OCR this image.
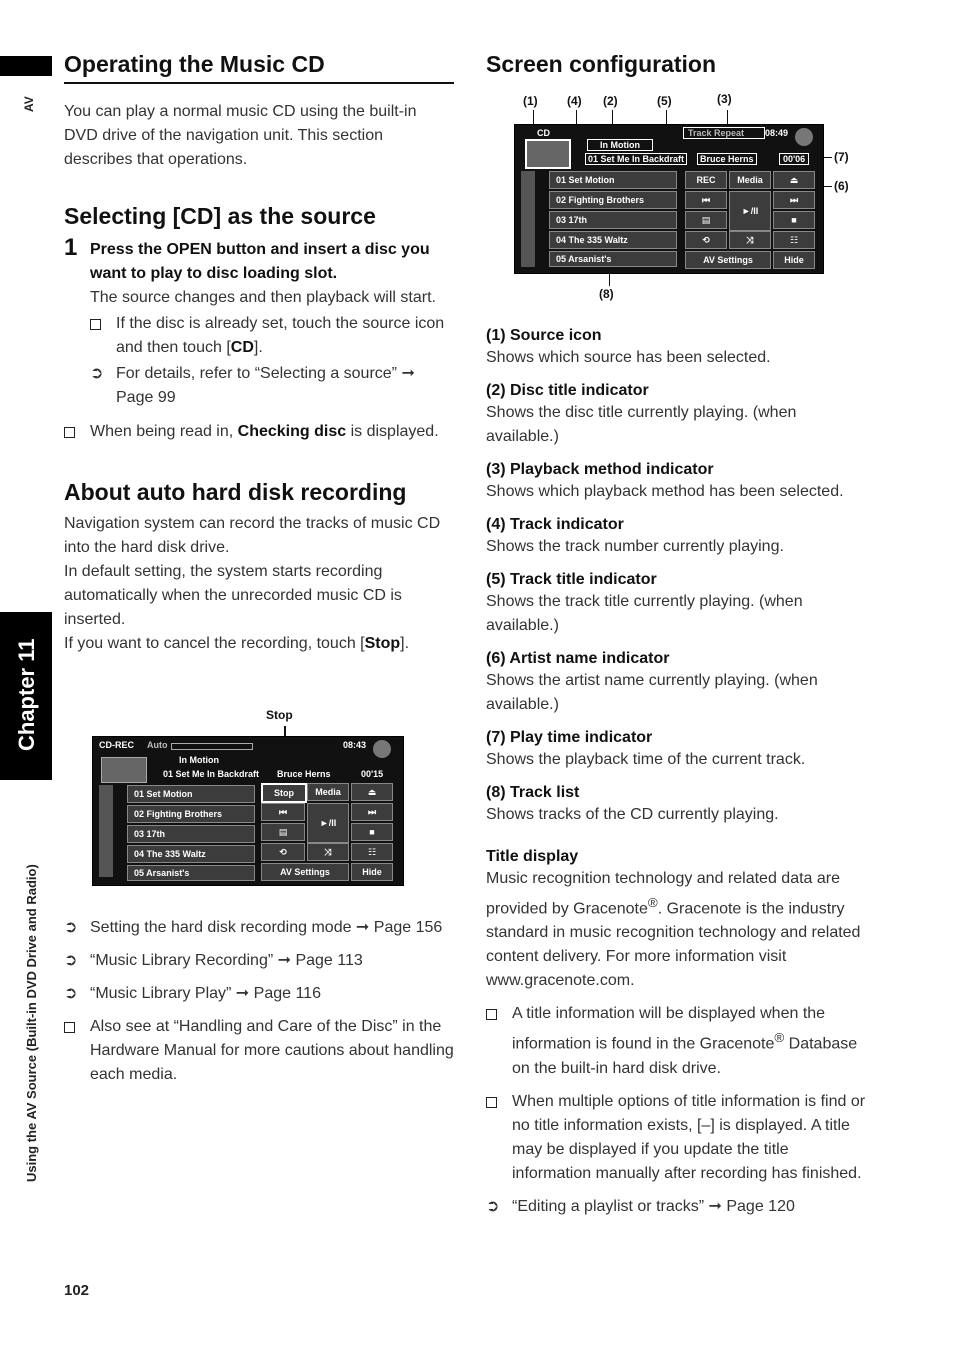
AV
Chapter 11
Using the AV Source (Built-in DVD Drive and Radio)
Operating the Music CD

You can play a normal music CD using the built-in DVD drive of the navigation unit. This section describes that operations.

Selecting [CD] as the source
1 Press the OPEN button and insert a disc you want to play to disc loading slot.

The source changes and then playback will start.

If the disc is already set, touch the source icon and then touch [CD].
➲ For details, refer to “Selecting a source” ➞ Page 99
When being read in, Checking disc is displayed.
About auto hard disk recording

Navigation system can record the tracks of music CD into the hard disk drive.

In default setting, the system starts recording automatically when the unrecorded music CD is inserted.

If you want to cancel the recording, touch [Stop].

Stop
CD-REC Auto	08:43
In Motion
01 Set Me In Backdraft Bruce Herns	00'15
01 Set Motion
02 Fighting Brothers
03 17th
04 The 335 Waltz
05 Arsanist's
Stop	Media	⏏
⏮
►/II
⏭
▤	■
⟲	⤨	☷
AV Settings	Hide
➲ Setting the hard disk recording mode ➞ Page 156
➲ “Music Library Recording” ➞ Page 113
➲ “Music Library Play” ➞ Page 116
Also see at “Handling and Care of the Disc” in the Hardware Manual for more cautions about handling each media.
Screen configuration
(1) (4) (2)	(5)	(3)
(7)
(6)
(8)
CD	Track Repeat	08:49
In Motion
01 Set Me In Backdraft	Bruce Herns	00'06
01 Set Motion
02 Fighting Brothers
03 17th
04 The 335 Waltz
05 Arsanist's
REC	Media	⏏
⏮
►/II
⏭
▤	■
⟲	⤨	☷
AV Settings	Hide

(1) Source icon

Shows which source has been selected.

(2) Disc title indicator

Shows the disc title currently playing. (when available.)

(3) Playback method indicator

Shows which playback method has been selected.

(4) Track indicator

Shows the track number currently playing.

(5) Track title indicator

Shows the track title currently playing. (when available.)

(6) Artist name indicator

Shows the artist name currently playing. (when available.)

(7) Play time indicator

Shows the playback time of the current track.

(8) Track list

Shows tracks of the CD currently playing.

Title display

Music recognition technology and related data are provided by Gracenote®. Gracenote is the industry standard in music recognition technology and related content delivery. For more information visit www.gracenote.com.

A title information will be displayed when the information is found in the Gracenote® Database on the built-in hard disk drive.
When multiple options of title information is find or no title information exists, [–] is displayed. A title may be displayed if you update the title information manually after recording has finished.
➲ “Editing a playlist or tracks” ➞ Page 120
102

WHAT TO PRODUCE
Will you restate every entry word for word and omit the images?

ANSWER TO THIS PROBLEM
OCR this image.
AV
Chapter 11
Using the AV Source (Built-in DVD Drive and Radio)
Operating the Music CD

You can play a normal music CD using the built-in DVD drive of the navigation unit. This section describes that operations.

Selecting [CD] as the source
1 Press the OPEN button and insert a disc you want to play to disc loading slot.

The source changes and then playback will start.

If the disc is already set, touch the source icon and then touch [CD].
➲ For details, refer to “Selecting a source” ➞ Page 99
When being read in, Checking disc is displayed.
About auto hard disk recording

Navigation system can record the tracks of music CD into the hard disk drive.

In default setting, the system starts recording automatically when the unrecorded music CD is inserted.

If you want to cancel the recording, touch [Stop].

Stop
CD-REC Auto	08:43
In Motion
01 Set Me In Backdraft Bruce Herns	00'15
01 Set Motion
02 Fighting Brothers
03 17th
04 The 335 Waltz
05 Arsanist's
Stop	Media	⏏
⏮
►/II
⏭
▤	■
⟲	⤨	☷
AV Settings	Hide
➲ Setting the hard disk recording mode ➞ Page 156
➲ “Music Library Recording” ➞ Page 113
➲ “Music Library Play” ➞ Page 116
Also see at “Handling and Care of the Disc” in the Hardware Manual for more cautions about handling each media.
Screen configuration
(1) (4) (2)	(5)	(3)
(7)
(6)
(8)
CD	Track Repeat	08:49
In Motion
01 Set Me In Backdraft	Bruce Herns	00'06
01 Set Motion
02 Fighting Brothers
03 17th
04 The 335 Waltz
05 Arsanist's
REC	Media	⏏
⏮
►/II
⏭
▤	■
⟲	⤨	☷
AV Settings	Hide

(1) Source icon

Shows which source has been selected.

(2) Disc title indicator

Shows the disc title currently playing. (when available.)

(3) Playback method indicator

Shows which playback method has been selected.

(4) Track indicator

Shows the track number currently playing.

(5) Track title indicator

Shows the track title currently playing. (when available.)

(6) Artist name indicator

Shows the artist name currently playing. (when available.)

(7) Play time indicator

Shows the playback time of the current track.

(8) Track list

Shows tracks of the CD currently playing.

Title display

Music recognition technology and related data are provided by Gracenote®. Gracenote is the industry standard in music recognition technology and related content delivery. For more information visit www.gracenote.com.

A title information will be displayed when the information is found in the Gracenote® Database on the built-in hard disk drive.
When multiple options of title information is find or no title information exists, [–] is displayed. A title may be displayed if you update the title information manually after recording has finished.
➲ “Editing a playlist or tracks” ➞ Page 120
102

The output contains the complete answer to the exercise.